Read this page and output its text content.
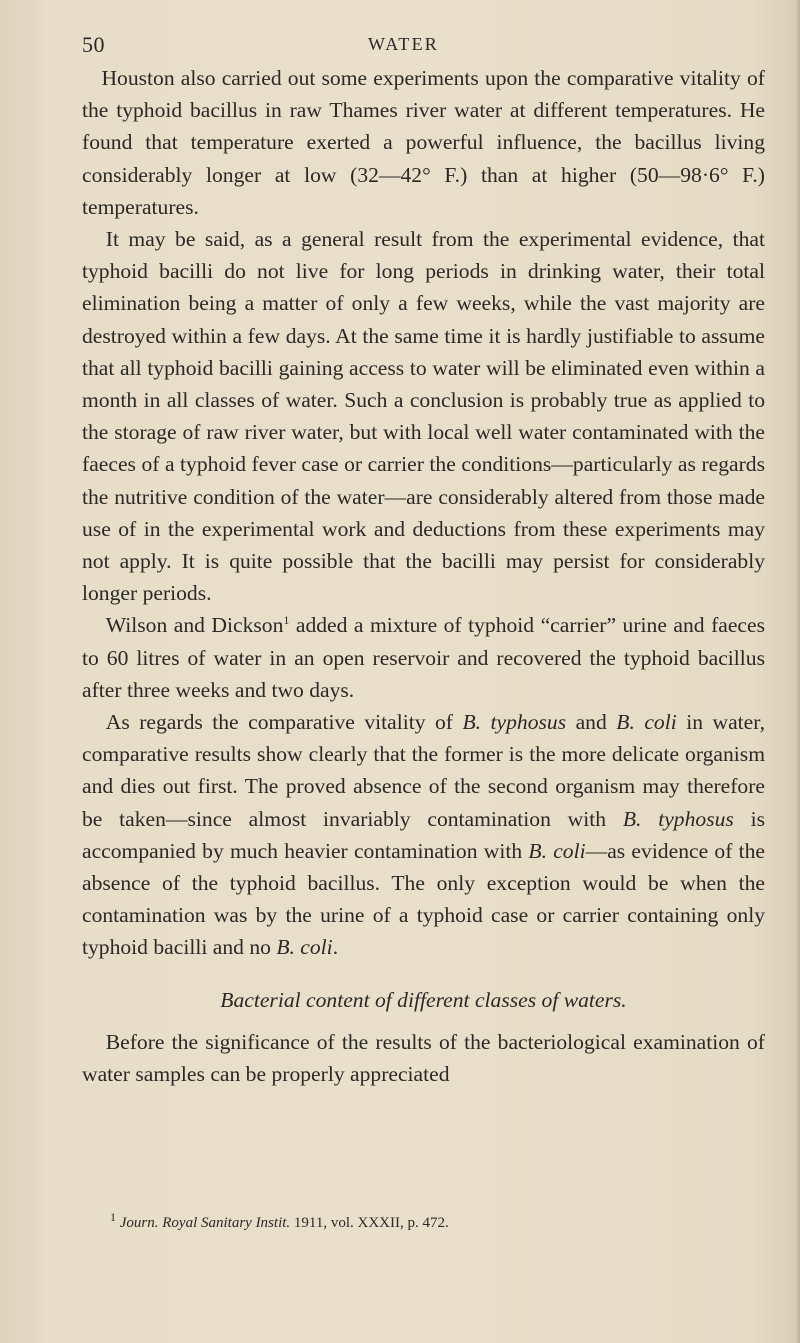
50	WATER

Houston also carried out some experiments upon the comparative vitality of the typhoid bacillus in raw Thames river water at different temperatures. He found that temperature exerted a powerful influence, the bacillus living considerably longer at low (32—42° F.) than at higher (50—98·6° F.) temperatures.

It may be said, as a general result from the experimental evidence, that typhoid bacilli do not live for long periods in drinking water, their total elimination being a matter of only a few weeks, while the vast majority are destroyed within a few days. At the same time it is hardly justifiable to assume that all typhoid bacilli gaining access to water will be eliminated even within a month in all classes of water. Such a conclusion is probably true as applied to the storage of raw river water, but with local well water contaminated with the faeces of a typhoid fever case or carrier the conditions—particularly as regards the nutritive condition of the water—are considerably altered from those made use of in the experimental work and deductions from these experiments may not apply. It is quite possible that the bacilli may persist for considerably longer periods.

Wilson and Dickson$^1$ added a mixture of typhoid “carrier” urine and faeces to 60 litres of water in an open reservoir and recovered the typhoid bacillus after three weeks and two days.

As regards the comparative vitality of B. typhosus and B. coli in water, comparative results show clearly that the former is the more delicate organism and dies out first. The proved absence of the second organism may therefore be taken—since almost invariably contamination with B. typhosus is accompanied by much heavier contamination with B. coli—as evidence of the absence of the typhoid bacillus. The only exception would be when the contamination was by the urine of a typhoid case or carrier containing only typhoid bacilli and no B. coli.

Bacterial content of different classes of waters.

Before the significance of the results of the bacteriological examination of water samples can be properly appreciated

$^1$ Journ. Royal Sanitary Instit. 1911, vol. XXXII, p. 472.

------------------------------------------------

Requirement>
Scanning the material above, work out how many lines contain the word "different" and reply with the number only.

Finished task>
2